▶ Work to complete
Send each entry back exactly as given, pictures excluded.

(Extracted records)
****************

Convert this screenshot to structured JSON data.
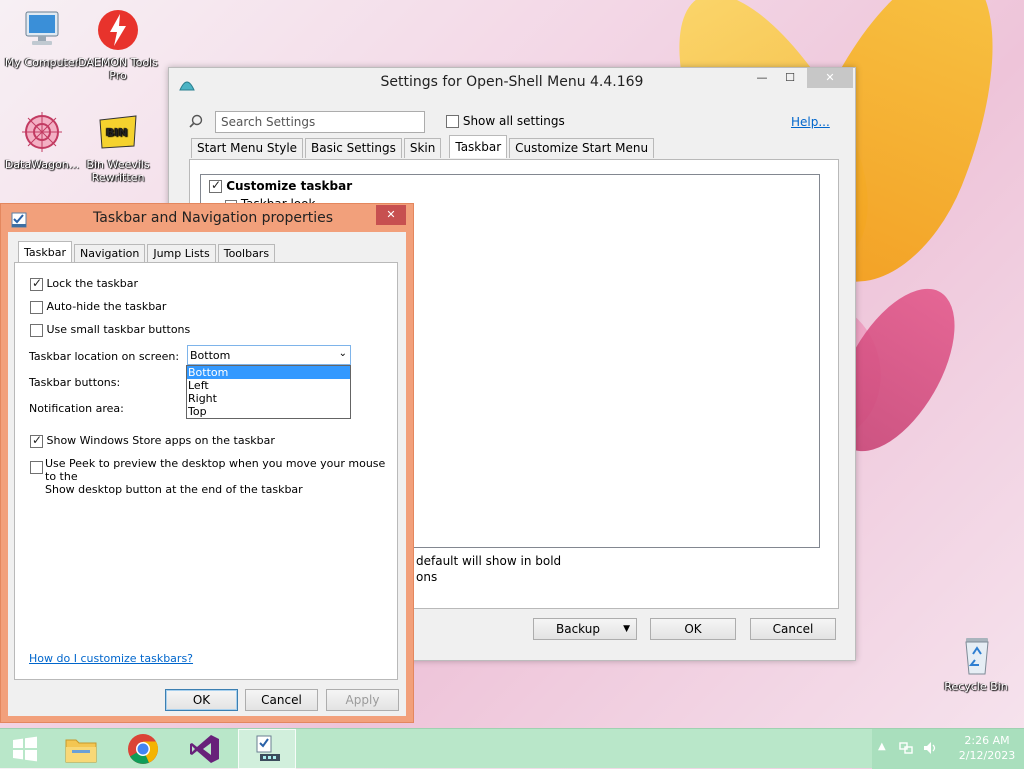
{
  "desktop": {
    "icons": [
      {
        "label": "My Computer"
      },
      {
        "label": "DAEMON Tools Pro"
      },
      {
        "label": "DataWagon..."
      },
      {
        "label": "Bin Weevils Rewritten"
      },
      {
        "label": "Recycle Bin"
      }
    ]
  },
  "openshell": {
    "title": "Settings for Open-Shell Menu 4.4.169",
    "search_placeholder": "Search Settings",
    "show_all_label": "Show all settings",
    "help_link": "Help...",
    "tabs": [
      "Start Menu Style",
      "Basic Settings",
      "Skin",
      "Taskbar",
      "Customize Start Menu"
    ],
    "active_tab": "Taskbar",
    "tree": {
      "customize_taskbar": "Customize taskbar",
      "taskbar_look": "Taskbar look"
    },
    "note_line1": "default will show in bold",
    "note_line2": "ons",
    "buttons": {
      "backup": "Backup",
      "ok": "OK",
      "cancel": "Cancel"
    }
  },
  "taskbar_props": {
    "title": "Taskbar and Navigation properties",
    "tabs": [
      "Taskbar",
      "Navigation",
      "Jump Lists",
      "Toolbars"
    ],
    "active_tab": "Taskbar",
    "options": {
      "lock": {
        "label": "Lock the taskbar",
        "checked": true
      },
      "autohide": {
        "label": "Auto-hide the taskbar",
        "checked": false
      },
      "small_buttons": {
        "label": "Use small taskbar buttons",
        "checked": false
      }
    },
    "location_label": "Taskbar location on screen:",
    "location_value": "Bottom",
    "location_options": [
      "Bottom",
      "Left",
      "Right",
      "Top"
    ],
    "buttons_label": "Taskbar buttons:",
    "notification_label": "Notification area:",
    "store_apps": {
      "label": "Show Windows Store apps on the taskbar",
      "checked": true
    },
    "peek": {
      "label_line1": "Use Peek to preview the desktop when you move your mouse to the",
      "label_line2": "Show desktop button at the end of the taskbar",
      "checked": false
    },
    "help_link": "How do I customize taskbars?",
    "buttons": {
      "ok": "OK",
      "cancel": "Cancel",
      "apply": "Apply"
    }
  },
  "taskbar": {
    "clock_time": "2:26 AM",
    "clock_date": "2/12/2023",
    "colors": {
      "bar": "#b9e7c9"
    }
  }
}
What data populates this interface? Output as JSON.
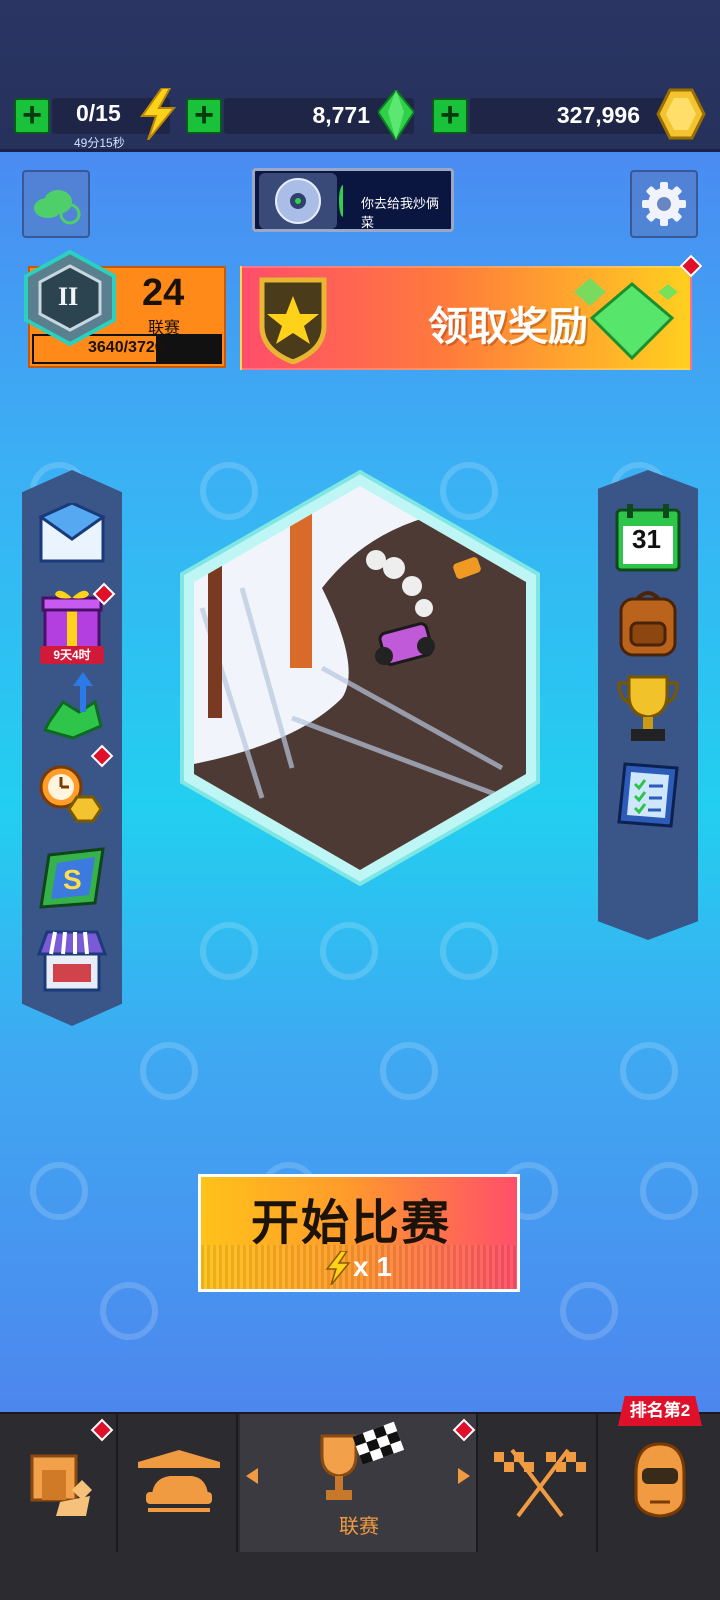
{
  "resources": {
    "energy_value": "0/15",
    "energy_timer": "49分15秒",
    "gems_value": "8,771",
    "coins_value": "327,996"
  },
  "chat": {
    "message": "你去给我炒俩菜"
  },
  "league": {
    "rank_roman": "II",
    "level": "24",
    "label": "联赛",
    "progress_text": "3640/3720",
    "progress": 0.978
  },
  "reward_banner": {
    "label": "领取奖励"
  },
  "left_menu": {
    "gift_timer": "9天4时"
  },
  "right_menu": {
    "calendar_day": "31"
  },
  "start_button": {
    "label": "开始比赛",
    "cost": "x 1"
  },
  "bottom_nav": {
    "active_label": "联赛",
    "rank_badge": "排名第2"
  },
  "colors": {
    "accent_orange": "#ff8a1a",
    "gem_green": "#2fd14a",
    "coin_gold": "#f4c430",
    "alert_red": "#e0102b"
  }
}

****************

▶ Exercise output
Convert this screenshot to structured JSON data.
{
  "desktop": {
    "icons": [
      {
        "label": "My Computer"
      },
      {
        "label": "DAEMON Tools Pro"
      },
      {
        "label": "DataWagon..."
      },
      {
        "label": "Bin Weevils Rewritten"
      },
      {
        "label": "Recycle Bin"
      }
    ]
  },
  "openshell": {
    "title": "Settings for Open-Shell Menu 4.4.169",
    "search_placeholder": "Search Settings",
    "show_all_label": "Show all settings",
    "help_link": "Help...",
    "tabs": [
      "Start Menu Style",
      "Basic Settings",
      "Skin",
      "Taskbar",
      "Customize Start Menu"
    ],
    "active_tab": "Taskbar",
    "tree": {
      "customize_taskbar": "Customize taskbar",
      "taskbar_look": "Taskbar look"
    },
    "note_line1": "default will show in bold",
    "note_line2": "ons",
    "buttons": {
      "backup": "Backup",
      "ok": "OK",
      "cancel": "Cancel"
    }
  },
  "taskbar_props": {
    "title": "Taskbar and Navigation properties",
    "tabs": [
      "Taskbar",
      "Navigation",
      "Jump Lists",
      "Toolbars"
    ],
    "active_tab": "Taskbar",
    "options": {
      "lock": {
        "label": "Lock the taskbar",
        "checked": true
      },
      "autohide": {
        "label": "Auto-hide the taskbar",
        "checked": false
      },
      "small_buttons": {
        "label": "Use small taskbar buttons",
        "checked": false
      }
    },
    "location_label": "Taskbar location on screen:",
    "location_value": "Bottom",
    "location_options": [
      "Bottom",
      "Left",
      "Right",
      "Top"
    ],
    "buttons_label": "Taskbar buttons:",
    "notification_label": "Notification area:",
    "store_apps": {
      "label": "Show Windows Store apps on the taskbar",
      "checked": true
    },
    "peek": {
      "label_line1": "Use Peek to preview the desktop when you move your mouse to the",
      "label_line2": "Show desktop button at the end of the taskbar",
      "checked": false
    },
    "help_link": "How do I customize taskbars?",
    "buttons": {
      "ok": "OK",
      "cancel": "Cancel",
      "apply": "Apply"
    }
  },
  "taskbar": {
    "clock_time": "2:26 AM",
    "clock_date": "2/12/2023",
    "colors": {
      "bar": "#b9e7c9"
    }
  }
}
What data populates this interface? Output as JSON.
{
  "resources": {
    "energy_value": "0/15",
    "energy_timer": "49分15秒",
    "gems_value": "8,771",
    "coins_value": "327,996"
  },
  "chat": {
    "message": "你去给我炒俩菜"
  },
  "league": {
    "rank_roman": "II",
    "level": "24",
    "label": "联赛",
    "progress_text": "3640/3720",
    "progress": 0.978
  },
  "reward_banner": {
    "label": "领取奖励"
  },
  "left_menu": {
    "gift_timer": "9天4时"
  },
  "right_menu": {
    "calendar_day": "31"
  },
  "start_button": {
    "label": "开始比赛",
    "cost": "x 1"
  },
  "bottom_nav": {
    "active_label": "联赛",
    "rank_badge": "排名第2"
  },
  "colors": {
    "accent_orange": "#ff8a1a",
    "gem_green": "#2fd14a",
    "coin_gold": "#f4c430",
    "alert_red": "#e0102b"
  }
}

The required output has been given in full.